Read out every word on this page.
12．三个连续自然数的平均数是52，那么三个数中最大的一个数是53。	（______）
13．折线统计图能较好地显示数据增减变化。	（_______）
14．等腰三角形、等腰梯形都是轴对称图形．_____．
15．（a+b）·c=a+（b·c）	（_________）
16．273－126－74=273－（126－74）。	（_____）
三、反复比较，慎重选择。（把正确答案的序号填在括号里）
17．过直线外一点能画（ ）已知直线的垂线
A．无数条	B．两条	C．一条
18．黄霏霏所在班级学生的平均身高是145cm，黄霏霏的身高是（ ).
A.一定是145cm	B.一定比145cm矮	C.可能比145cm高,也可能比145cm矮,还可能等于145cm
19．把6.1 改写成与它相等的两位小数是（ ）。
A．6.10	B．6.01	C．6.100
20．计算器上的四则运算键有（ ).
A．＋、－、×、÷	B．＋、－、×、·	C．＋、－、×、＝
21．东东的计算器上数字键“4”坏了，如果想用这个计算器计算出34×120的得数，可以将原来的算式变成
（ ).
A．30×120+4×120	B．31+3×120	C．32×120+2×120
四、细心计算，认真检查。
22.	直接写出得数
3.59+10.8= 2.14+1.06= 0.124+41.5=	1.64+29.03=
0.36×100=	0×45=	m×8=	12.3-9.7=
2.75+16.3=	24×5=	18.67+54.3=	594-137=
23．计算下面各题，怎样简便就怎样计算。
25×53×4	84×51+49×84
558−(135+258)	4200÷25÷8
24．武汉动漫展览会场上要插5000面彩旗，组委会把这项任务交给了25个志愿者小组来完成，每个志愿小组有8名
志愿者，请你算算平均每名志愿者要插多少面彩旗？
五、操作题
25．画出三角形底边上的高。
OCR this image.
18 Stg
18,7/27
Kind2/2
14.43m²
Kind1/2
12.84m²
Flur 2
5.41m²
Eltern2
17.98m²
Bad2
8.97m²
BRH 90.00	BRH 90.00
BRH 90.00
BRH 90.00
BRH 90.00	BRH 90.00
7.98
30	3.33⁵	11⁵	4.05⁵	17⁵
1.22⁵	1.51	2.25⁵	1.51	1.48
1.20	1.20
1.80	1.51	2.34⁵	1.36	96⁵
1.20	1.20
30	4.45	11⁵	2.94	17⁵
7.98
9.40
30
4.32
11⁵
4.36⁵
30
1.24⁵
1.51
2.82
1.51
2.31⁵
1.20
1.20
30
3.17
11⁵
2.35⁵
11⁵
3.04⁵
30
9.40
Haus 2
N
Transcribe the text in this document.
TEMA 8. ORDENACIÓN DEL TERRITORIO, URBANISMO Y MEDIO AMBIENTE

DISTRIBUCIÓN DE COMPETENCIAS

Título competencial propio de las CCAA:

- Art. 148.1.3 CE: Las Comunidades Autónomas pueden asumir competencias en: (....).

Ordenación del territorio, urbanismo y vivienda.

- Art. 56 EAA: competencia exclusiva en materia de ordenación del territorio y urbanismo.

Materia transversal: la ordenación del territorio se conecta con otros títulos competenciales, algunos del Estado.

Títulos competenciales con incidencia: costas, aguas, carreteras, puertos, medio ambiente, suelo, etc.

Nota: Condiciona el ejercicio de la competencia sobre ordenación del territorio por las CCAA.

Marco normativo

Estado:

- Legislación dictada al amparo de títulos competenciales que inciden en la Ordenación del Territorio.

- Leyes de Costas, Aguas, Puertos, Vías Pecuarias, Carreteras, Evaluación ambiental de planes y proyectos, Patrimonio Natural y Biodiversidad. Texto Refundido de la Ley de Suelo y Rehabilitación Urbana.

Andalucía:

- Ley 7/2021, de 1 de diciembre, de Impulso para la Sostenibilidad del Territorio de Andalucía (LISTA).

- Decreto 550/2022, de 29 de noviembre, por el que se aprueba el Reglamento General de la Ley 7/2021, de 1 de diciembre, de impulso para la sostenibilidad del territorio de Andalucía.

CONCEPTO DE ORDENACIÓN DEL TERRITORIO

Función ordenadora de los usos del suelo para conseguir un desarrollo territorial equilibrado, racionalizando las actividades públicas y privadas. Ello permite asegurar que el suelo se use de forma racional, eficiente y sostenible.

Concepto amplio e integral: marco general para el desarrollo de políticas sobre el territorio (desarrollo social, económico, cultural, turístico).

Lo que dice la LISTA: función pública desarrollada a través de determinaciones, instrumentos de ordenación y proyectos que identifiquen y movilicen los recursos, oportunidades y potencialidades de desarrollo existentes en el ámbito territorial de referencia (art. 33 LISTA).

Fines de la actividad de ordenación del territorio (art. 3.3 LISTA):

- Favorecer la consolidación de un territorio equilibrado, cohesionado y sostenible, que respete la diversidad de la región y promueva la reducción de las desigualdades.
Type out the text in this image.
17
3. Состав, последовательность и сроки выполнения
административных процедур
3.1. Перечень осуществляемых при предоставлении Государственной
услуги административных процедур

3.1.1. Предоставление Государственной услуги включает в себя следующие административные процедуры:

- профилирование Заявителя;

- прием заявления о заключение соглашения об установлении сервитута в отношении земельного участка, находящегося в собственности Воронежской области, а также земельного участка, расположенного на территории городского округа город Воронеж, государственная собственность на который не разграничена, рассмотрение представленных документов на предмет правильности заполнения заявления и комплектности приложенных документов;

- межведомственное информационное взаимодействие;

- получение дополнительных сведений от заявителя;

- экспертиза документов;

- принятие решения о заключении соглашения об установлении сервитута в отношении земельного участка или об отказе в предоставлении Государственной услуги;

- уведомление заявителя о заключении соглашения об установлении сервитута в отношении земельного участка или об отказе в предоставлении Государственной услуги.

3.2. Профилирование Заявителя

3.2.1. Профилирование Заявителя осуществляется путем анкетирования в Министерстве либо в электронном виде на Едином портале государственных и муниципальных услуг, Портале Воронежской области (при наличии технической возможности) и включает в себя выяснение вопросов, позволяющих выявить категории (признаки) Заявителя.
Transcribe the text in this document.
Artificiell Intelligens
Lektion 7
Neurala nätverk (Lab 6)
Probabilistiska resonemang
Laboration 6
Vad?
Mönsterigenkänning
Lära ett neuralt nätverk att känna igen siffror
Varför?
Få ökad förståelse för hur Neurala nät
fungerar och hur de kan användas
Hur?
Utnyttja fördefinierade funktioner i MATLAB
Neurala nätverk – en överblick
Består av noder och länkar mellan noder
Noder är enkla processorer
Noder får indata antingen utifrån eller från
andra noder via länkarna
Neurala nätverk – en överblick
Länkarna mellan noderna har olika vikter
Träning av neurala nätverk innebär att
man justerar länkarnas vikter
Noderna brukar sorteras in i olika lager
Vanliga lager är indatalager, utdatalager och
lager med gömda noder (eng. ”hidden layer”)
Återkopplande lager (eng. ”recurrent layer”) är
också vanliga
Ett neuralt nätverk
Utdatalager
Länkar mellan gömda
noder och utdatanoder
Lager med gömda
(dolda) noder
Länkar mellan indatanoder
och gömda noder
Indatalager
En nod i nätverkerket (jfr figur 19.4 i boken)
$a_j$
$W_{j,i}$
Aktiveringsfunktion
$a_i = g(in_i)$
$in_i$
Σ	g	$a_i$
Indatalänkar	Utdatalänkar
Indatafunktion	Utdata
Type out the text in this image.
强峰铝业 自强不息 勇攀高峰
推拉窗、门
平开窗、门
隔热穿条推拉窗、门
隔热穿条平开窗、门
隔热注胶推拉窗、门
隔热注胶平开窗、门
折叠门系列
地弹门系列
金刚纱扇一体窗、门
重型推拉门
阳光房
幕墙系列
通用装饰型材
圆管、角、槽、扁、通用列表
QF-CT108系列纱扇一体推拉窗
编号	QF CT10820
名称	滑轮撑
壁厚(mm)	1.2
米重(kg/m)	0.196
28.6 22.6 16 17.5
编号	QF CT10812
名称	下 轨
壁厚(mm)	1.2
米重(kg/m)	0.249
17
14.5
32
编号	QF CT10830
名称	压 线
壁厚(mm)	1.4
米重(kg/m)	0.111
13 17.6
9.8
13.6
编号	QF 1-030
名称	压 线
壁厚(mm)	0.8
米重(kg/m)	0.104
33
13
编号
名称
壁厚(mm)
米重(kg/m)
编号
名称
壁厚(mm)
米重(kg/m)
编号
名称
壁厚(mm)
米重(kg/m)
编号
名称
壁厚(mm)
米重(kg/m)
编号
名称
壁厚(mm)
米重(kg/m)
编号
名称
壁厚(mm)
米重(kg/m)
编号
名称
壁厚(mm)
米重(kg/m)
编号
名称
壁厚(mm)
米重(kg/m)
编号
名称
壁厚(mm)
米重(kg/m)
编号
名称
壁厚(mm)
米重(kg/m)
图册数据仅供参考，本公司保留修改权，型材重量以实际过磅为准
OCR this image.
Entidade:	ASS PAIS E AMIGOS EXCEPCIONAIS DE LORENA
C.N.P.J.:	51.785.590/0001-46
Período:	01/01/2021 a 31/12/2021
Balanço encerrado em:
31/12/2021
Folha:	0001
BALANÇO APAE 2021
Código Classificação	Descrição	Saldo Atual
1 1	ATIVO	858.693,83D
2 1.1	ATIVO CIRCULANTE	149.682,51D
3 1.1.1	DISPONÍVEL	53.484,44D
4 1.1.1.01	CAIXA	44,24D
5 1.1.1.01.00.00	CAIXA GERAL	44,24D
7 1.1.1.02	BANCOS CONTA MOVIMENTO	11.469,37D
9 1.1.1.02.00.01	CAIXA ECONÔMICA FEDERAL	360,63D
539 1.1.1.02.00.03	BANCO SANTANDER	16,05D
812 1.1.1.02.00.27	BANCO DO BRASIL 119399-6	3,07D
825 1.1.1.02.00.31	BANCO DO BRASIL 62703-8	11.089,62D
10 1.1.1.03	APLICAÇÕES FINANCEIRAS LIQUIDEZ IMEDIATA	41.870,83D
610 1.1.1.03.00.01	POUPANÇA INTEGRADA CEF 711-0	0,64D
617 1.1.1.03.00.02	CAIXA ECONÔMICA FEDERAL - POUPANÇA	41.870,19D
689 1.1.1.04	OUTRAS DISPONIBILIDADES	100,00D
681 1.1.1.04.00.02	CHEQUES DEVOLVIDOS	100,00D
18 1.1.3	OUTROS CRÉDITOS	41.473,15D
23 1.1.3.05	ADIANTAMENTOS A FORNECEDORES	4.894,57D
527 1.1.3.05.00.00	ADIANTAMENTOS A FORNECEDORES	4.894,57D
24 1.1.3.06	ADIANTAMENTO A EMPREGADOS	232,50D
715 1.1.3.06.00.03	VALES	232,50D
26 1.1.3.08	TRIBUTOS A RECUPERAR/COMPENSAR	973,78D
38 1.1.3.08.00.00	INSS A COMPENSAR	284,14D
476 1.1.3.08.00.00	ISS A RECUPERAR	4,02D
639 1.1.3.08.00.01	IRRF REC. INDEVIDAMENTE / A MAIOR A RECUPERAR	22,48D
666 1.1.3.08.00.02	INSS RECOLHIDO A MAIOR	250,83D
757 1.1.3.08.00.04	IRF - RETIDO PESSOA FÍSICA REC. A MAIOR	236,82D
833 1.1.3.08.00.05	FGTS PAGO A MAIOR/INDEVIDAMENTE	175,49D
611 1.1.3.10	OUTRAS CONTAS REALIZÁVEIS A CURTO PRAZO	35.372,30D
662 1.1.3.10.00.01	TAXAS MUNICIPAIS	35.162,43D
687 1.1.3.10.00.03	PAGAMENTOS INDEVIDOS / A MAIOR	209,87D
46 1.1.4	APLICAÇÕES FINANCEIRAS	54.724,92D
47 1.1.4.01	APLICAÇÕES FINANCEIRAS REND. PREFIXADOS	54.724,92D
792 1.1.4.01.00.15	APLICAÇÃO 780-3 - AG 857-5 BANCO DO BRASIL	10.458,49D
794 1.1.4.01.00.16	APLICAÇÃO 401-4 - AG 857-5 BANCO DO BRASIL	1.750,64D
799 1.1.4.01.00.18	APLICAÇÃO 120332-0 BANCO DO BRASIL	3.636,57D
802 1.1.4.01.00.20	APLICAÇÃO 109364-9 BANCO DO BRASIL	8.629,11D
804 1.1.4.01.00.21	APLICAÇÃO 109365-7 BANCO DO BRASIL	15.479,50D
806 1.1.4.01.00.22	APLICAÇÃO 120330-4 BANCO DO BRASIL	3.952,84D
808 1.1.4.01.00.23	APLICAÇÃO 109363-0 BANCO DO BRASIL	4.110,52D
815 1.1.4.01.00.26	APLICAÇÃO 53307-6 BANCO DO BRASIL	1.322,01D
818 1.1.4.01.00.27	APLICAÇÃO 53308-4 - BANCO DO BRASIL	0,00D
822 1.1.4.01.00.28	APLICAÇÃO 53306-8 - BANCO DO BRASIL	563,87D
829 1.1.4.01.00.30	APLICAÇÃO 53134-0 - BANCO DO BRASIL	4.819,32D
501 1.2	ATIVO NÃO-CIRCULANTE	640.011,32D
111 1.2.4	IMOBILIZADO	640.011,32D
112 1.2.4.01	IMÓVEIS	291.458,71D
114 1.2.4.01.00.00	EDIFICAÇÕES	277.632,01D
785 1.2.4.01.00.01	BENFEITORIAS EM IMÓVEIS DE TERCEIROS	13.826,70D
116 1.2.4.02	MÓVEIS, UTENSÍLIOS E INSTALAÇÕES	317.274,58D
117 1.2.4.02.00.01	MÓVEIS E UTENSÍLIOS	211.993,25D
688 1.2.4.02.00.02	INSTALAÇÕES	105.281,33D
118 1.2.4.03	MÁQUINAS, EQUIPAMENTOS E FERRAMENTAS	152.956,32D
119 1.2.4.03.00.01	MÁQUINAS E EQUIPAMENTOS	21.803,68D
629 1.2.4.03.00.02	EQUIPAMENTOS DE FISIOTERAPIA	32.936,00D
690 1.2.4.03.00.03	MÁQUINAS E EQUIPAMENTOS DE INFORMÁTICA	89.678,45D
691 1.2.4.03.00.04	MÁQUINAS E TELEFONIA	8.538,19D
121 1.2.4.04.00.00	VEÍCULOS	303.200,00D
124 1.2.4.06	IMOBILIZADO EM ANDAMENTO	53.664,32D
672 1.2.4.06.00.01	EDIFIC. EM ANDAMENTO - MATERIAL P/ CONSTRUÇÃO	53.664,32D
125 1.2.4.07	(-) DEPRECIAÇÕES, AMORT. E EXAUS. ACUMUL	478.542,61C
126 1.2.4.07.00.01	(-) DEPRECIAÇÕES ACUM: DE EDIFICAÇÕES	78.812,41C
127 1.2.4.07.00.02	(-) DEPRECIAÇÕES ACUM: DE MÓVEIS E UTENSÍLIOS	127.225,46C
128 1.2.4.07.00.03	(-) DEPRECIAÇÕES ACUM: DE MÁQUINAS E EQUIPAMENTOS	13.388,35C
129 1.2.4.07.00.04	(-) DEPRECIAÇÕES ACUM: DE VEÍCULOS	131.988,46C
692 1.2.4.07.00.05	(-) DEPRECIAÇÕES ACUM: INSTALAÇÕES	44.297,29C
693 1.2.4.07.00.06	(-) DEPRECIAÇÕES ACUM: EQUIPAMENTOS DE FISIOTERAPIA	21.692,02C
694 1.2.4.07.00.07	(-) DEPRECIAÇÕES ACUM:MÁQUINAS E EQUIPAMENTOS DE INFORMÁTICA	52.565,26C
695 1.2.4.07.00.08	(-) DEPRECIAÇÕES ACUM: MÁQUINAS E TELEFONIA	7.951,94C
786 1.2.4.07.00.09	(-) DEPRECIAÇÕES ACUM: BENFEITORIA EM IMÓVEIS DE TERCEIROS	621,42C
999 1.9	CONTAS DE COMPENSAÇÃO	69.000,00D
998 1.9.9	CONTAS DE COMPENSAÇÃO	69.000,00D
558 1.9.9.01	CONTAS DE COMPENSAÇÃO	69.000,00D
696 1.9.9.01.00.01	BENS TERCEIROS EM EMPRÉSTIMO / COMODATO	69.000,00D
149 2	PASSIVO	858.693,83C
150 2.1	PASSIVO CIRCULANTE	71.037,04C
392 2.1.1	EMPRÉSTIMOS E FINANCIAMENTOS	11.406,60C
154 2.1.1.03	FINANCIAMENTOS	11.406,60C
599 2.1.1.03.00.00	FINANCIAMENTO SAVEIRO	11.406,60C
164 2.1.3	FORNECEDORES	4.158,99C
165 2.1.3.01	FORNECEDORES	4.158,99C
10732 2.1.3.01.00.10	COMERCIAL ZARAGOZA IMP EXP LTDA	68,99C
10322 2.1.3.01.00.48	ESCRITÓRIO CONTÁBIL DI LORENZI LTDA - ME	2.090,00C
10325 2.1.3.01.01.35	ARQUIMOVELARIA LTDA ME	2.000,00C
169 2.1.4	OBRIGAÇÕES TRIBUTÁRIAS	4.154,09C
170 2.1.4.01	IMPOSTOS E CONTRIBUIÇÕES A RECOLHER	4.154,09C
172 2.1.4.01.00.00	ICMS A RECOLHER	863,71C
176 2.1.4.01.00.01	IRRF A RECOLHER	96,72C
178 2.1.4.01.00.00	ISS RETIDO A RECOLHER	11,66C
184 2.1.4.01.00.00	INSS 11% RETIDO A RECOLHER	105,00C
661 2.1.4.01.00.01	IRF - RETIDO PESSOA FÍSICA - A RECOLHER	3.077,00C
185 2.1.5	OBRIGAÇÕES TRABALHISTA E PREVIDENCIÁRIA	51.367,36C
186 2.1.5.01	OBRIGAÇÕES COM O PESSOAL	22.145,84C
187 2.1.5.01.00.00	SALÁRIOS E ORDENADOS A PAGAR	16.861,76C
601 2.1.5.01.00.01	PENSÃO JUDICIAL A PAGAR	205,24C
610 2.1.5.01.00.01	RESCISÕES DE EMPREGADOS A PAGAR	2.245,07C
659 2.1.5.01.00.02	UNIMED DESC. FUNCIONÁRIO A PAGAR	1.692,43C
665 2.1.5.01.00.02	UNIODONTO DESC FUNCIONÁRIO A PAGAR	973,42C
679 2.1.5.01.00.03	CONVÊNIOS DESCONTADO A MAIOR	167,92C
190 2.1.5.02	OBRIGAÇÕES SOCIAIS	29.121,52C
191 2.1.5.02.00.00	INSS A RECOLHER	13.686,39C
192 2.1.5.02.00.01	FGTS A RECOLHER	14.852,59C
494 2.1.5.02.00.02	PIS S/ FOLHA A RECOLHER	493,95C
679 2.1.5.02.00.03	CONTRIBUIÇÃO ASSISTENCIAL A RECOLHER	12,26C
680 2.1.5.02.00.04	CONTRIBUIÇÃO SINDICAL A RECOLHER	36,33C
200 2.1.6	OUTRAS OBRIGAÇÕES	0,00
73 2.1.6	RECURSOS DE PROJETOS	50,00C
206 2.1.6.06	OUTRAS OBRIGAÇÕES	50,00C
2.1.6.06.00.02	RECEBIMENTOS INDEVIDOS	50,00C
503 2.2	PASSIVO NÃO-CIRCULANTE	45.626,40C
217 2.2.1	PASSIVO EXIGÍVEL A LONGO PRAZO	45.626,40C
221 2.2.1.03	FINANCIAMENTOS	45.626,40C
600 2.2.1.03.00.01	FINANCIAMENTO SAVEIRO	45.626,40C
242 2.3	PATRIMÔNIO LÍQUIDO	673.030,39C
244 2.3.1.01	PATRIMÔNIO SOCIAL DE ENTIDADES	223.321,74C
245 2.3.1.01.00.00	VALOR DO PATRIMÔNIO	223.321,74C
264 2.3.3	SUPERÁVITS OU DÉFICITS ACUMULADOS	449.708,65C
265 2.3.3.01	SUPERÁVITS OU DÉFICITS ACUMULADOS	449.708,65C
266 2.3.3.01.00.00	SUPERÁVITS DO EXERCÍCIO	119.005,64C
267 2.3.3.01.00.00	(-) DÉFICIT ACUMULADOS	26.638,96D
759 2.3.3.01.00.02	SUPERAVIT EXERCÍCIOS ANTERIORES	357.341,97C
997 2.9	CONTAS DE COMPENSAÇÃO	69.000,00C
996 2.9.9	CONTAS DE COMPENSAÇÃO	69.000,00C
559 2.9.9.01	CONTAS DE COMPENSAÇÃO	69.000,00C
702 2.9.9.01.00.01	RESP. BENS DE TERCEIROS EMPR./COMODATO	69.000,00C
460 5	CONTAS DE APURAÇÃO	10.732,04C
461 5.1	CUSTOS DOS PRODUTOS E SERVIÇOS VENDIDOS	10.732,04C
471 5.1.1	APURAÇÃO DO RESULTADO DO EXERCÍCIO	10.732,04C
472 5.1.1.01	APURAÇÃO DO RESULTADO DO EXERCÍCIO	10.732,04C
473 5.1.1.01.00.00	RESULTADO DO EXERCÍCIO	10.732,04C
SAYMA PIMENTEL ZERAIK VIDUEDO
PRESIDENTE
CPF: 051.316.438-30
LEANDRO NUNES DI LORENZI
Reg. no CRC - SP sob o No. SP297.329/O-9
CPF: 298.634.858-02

_The task_
Show each line of the listing that holds the string "UTENSÍLIOS".

_Output of the exercise_
116 1.2.4.02	MÓVEIS, UTENSÍLIOS E INSTALAÇÕES	317.274,58D
117 1.2.4.02.00.01	MÓVEIS E UTENSÍLIOS	211.993,25D
127 1.2.4.07.00.02	(-) DEPRECIAÇÕES ACUM: DE MÓVEIS E UTENSÍLIOS	127.225,46C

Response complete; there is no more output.